EXERCISE AIM
Can you restate the records below word for word?

* start *

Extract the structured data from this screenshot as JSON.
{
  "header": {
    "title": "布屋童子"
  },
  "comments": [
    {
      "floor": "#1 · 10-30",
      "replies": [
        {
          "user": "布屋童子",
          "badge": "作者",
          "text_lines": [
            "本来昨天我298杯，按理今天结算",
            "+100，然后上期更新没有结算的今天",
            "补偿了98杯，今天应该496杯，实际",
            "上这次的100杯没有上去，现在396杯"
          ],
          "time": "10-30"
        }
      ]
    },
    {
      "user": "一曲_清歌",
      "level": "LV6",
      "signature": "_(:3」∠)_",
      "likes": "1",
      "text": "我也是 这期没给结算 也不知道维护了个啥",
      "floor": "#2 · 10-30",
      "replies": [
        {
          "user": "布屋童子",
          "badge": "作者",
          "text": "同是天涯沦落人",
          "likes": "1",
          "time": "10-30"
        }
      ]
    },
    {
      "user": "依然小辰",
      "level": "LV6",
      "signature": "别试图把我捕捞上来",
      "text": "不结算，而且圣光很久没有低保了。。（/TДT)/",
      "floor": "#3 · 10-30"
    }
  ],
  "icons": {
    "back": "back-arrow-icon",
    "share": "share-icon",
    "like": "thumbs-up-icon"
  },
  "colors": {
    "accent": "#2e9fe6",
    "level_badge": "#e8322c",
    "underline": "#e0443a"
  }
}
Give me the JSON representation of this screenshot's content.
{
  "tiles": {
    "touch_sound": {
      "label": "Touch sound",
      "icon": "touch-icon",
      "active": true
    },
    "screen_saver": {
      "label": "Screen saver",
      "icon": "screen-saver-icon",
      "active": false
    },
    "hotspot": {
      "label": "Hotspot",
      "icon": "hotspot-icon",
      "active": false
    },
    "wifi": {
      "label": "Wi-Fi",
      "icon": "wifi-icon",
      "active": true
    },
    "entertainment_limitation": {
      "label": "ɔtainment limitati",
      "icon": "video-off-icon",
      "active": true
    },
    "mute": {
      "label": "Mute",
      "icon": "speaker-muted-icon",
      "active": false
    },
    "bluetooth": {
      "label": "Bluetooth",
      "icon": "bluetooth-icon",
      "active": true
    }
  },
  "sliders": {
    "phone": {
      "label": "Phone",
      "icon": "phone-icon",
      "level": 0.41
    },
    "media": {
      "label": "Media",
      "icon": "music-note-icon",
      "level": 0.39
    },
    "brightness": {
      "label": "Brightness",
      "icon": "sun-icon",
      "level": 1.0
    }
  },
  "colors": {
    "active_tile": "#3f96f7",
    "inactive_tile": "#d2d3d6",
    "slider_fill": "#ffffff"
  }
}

* end *

CORRECT ANSWER
Extract the structured data from this screenshot as JSON.
{
  "header": {
    "title": "布屋童子"
  },
  "comments": [
    {
      "floor": "#1 · 10-30",
      "replies": [
        {
          "user": "布屋童子",
          "badge": "作者",
          "text_lines": [
            "本来昨天我298杯，按理今天结算",
            "+100，然后上期更新没有结算的今天",
            "补偿了98杯，今天应该496杯，实际",
            "上这次的100杯没有上去，现在396杯"
          ],
          "time": "10-30"
        }
      ]
    },
    {
      "user": "一曲_清歌",
      "level": "LV6",
      "signature": "_(:3」∠)_",
      "likes": "1",
      "text": "我也是 这期没给结算 也不知道维护了个啥",
      "floor": "#2 · 10-30",
      "replies": [
        {
          "user": "布屋童子",
          "badge": "作者",
          "text": "同是天涯沦落人",
          "likes": "1",
          "time": "10-30"
        }
      ]
    },
    {
      "user": "依然小辰",
      "level": "LV6",
      "signature": "别试图把我捕捞上来",
      "text": "不结算，而且圣光很久没有低保了。。（/TДT)/",
      "floor": "#3 · 10-30"
    }
  ],
  "icons": {
    "back": "back-arrow-icon",
    "share": "share-icon",
    "like": "thumbs-up-icon"
  },
  "colors": {
    "accent": "#2e9fe6",
    "level_badge": "#e8322c",
    "underline": "#e0443a"
  }
}
Give me the JSON representation of this screenshot's content.
{
  "tiles": {
    "touch_sound": {
      "label": "Touch sound",
      "icon": "touch-icon",
      "active": true
    },
    "screen_saver": {
      "label": "Screen saver",
      "icon": "screen-saver-icon",
      "active": false
    },
    "hotspot": {
      "label": "Hotspot",
      "icon": "hotspot-icon",
      "active": false
    },
    "wifi": {
      "label": "Wi-Fi",
      "icon": "wifi-icon",
      "active": true
    },
    "entertainment_limitation": {
      "label": "ɔtainment limitati",
      "icon": "video-off-icon",
      "active": true
    },
    "mute": {
      "label": "Mute",
      "icon": "speaker-muted-icon",
      "active": false
    },
    "bluetooth": {
      "label": "Bluetooth",
      "icon": "bluetooth-icon",
      "active": true
    }
  },
  "sliders": {
    "phone": {
      "label": "Phone",
      "icon": "phone-icon",
      "level": 0.41
    },
    "media": {
      "label": "Media",
      "icon": "music-note-icon",
      "level": 0.39
    },
    "brightness": {
      "label": "Brightness",
      "icon": "sun-icon",
      "level": 1.0
    }
  },
  "colors": {
    "active_tile": "#3f96f7",
    "inactive_tile": "#d2d3d6",
    "slider_fill": "#ffffff"
  }
}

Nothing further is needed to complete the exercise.